§ EXERCISE DIRECTIONS
Copy each line in which the string "xlabel" occurs.
:: PROVIDED RECORDS ::
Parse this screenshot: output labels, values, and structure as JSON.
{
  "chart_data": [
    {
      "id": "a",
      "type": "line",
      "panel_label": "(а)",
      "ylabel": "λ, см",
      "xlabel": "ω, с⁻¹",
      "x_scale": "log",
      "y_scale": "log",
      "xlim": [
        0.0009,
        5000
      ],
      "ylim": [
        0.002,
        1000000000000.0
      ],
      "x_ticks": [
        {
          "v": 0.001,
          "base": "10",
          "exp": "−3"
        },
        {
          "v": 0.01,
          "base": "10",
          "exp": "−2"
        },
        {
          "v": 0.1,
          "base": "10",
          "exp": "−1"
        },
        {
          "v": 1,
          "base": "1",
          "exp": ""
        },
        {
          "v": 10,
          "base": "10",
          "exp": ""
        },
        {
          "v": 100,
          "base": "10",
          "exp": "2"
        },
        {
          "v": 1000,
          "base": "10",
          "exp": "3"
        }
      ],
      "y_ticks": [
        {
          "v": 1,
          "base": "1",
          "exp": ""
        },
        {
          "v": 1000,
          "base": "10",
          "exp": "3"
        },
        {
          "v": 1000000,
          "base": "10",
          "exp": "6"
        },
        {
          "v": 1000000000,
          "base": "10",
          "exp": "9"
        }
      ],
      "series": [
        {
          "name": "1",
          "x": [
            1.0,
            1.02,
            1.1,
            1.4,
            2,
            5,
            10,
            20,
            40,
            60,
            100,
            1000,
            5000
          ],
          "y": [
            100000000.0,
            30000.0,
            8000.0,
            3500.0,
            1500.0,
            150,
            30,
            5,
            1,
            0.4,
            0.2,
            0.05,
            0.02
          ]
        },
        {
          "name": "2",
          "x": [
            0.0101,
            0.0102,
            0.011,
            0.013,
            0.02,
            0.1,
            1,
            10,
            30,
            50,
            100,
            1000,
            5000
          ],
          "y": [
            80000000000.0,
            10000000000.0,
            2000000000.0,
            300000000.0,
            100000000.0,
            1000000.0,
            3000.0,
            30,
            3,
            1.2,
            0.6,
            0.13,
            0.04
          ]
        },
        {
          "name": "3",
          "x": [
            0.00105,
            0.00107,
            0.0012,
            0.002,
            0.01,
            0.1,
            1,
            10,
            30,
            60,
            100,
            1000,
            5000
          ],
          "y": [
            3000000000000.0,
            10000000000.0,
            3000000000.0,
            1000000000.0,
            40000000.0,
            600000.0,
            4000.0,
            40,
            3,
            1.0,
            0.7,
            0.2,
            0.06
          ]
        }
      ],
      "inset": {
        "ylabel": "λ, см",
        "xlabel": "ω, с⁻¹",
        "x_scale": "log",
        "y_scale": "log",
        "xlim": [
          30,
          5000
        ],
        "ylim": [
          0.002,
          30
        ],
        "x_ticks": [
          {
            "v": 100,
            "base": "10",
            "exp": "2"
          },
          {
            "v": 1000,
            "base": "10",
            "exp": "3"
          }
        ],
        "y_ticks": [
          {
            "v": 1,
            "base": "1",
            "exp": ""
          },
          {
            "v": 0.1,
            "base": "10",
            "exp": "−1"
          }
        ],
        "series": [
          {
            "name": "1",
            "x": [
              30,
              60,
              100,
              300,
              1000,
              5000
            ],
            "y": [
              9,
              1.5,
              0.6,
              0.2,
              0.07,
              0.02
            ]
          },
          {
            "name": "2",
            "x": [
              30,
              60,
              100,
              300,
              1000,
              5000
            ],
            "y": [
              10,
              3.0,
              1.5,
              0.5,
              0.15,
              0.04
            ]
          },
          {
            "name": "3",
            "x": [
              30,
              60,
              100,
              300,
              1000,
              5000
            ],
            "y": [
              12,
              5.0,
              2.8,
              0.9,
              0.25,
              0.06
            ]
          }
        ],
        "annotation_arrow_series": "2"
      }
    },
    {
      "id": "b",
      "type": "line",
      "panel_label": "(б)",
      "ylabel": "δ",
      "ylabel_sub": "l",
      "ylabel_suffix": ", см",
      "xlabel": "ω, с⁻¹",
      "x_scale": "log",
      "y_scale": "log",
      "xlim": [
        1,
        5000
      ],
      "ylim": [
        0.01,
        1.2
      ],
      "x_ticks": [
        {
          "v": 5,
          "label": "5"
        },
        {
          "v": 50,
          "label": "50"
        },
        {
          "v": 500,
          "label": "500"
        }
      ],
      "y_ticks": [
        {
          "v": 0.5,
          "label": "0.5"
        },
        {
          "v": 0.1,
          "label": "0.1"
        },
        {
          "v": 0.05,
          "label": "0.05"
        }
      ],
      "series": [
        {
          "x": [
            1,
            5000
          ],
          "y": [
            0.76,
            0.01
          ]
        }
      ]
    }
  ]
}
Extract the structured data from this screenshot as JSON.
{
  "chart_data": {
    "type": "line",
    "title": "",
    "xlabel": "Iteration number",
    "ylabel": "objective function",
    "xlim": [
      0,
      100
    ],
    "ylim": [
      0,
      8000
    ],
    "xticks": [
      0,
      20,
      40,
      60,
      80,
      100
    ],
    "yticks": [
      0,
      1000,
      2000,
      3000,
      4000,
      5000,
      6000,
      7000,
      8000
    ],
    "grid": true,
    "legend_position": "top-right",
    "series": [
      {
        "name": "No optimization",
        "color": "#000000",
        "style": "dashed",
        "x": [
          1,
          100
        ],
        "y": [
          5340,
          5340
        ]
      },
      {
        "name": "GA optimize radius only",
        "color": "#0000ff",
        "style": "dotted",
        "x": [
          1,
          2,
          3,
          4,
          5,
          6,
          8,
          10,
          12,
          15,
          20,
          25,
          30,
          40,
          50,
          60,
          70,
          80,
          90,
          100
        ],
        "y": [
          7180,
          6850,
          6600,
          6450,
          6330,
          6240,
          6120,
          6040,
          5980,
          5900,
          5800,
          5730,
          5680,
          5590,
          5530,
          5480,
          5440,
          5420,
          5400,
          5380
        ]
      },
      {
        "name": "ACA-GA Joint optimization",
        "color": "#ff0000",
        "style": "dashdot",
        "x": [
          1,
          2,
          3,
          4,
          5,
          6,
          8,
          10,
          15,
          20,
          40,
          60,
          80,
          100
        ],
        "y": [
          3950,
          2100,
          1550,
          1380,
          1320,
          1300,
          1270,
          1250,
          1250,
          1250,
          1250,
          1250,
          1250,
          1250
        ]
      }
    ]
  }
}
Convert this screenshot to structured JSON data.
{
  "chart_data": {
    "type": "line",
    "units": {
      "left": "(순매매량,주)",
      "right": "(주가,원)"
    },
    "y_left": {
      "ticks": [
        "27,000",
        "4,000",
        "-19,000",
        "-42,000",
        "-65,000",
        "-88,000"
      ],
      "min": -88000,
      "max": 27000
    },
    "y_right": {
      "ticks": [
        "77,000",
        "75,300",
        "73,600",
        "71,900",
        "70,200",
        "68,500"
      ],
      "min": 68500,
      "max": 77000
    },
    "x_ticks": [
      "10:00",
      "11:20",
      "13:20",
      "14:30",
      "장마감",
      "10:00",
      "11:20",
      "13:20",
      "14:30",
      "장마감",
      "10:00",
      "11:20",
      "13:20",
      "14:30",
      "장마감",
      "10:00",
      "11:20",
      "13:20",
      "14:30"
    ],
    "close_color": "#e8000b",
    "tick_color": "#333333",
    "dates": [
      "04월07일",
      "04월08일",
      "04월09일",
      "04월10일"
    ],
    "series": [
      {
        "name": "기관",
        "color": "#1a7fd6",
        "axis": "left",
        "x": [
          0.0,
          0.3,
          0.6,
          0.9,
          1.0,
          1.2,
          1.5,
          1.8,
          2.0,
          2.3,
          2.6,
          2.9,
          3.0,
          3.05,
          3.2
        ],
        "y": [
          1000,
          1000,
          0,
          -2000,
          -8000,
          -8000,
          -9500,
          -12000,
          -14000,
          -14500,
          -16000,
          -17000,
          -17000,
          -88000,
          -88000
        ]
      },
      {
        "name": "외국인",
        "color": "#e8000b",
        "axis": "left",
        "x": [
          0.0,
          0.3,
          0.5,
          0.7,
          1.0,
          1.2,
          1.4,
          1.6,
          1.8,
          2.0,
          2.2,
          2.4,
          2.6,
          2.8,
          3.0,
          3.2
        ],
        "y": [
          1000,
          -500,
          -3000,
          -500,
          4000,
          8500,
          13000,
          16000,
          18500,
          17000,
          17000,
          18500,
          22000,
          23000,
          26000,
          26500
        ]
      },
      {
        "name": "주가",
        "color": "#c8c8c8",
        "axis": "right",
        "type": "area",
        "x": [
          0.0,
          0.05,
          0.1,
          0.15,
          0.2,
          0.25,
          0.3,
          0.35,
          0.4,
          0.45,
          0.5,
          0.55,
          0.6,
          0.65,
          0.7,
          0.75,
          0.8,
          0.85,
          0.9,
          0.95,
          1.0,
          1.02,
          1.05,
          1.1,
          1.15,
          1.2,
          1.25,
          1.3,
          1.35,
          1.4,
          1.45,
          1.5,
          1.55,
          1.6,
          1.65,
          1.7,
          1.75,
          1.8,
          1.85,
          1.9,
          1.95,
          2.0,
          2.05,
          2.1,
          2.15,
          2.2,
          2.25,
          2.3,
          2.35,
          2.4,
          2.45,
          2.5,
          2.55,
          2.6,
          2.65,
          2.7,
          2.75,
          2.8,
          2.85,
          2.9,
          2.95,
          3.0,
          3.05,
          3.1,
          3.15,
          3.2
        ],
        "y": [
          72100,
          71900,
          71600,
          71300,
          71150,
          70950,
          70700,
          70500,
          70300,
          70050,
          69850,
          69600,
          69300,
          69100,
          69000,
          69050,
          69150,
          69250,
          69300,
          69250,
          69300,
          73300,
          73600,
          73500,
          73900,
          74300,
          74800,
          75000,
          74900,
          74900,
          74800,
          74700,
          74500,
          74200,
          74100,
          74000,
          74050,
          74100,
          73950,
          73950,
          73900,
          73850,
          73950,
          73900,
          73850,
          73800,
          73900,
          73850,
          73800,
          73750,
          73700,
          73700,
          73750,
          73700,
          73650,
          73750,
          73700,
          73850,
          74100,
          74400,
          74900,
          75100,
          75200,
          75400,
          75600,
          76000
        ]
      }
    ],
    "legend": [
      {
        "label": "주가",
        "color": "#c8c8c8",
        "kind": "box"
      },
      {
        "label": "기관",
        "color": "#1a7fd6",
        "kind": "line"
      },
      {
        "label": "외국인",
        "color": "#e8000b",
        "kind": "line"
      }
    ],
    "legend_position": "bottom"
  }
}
:::
§ REPLY
      "xlabel": "ω, с⁻¹",
        "xlabel": "ω, с⁻¹",
      "xlabel": "ω, с⁻¹",
    "xlabel": "Iteration number",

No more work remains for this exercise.